(GOAL OF THE EXERCISE): Extract all data as written.

(PROVIDED MATERIAL):
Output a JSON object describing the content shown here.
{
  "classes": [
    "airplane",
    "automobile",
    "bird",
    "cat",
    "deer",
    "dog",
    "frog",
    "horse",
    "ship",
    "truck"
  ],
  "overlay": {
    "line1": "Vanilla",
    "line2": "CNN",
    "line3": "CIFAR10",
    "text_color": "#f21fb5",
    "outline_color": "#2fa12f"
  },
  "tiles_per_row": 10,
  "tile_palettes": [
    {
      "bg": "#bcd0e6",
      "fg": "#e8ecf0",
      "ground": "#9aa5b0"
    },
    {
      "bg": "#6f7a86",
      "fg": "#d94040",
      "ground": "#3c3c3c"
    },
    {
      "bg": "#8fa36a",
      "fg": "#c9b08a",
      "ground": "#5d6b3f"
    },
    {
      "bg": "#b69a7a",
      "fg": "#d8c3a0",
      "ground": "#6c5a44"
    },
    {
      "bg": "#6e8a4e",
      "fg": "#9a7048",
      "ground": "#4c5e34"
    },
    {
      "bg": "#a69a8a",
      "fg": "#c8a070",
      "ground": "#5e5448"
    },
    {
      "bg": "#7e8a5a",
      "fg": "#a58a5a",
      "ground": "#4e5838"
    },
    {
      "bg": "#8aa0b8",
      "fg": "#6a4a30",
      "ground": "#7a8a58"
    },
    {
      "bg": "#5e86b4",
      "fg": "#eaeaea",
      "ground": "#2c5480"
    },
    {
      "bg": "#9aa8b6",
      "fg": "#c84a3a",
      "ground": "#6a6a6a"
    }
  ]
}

(THE OUTPUT):
Output a JSON object describing the content shown here.
{
  "classes": [
    "airplane",
    "automobile",
    "bird",
    "cat",
    "deer",
    "dog",
    "frog",
    "horse",
    "ship",
    "truck"
  ],
  "overlay": {
    "line1": "Vanilla",
    "line2": "CNN",
    "line3": "CIFAR10",
    "text_color": "#f21fb5",
    "outline_color": "#2fa12f"
  },
  "tiles_per_row": 10,
  "tile_palettes": [
    {
      "bg": "#bcd0e6",
      "fg": "#e8ecf0",
      "ground": "#9aa5b0"
    },
    {
      "bg": "#6f7a86",
      "fg": "#d94040",
      "ground": "#3c3c3c"
    },
    {
      "bg": "#8fa36a",
      "fg": "#c9b08a",
      "ground": "#5d6b3f"
    },
    {
      "bg": "#b69a7a",
      "fg": "#d8c3a0",
      "ground": "#6c5a44"
    },
    {
      "bg": "#6e8a4e",
      "fg": "#9a7048",
      "ground": "#4c5e34"
    },
    {
      "bg": "#a69a8a",
      "fg": "#c8a070",
      "ground": "#5e5448"
    },
    {
      "bg": "#7e8a5a",
      "fg": "#a58a5a",
      "ground": "#4e5838"
    },
    {
      "bg": "#8aa0b8",
      "fg": "#6a4a30",
      "ground": "#7a8a58"
    },
    {
      "bg": "#5e86b4",
      "fg": "#eaeaea",
      "ground": "#2c5480"
    },
    {
      "bg": "#9aa8b6",
      "fg": "#c84a3a",
      "ground": "#6a6a6a"
    }
  ]
}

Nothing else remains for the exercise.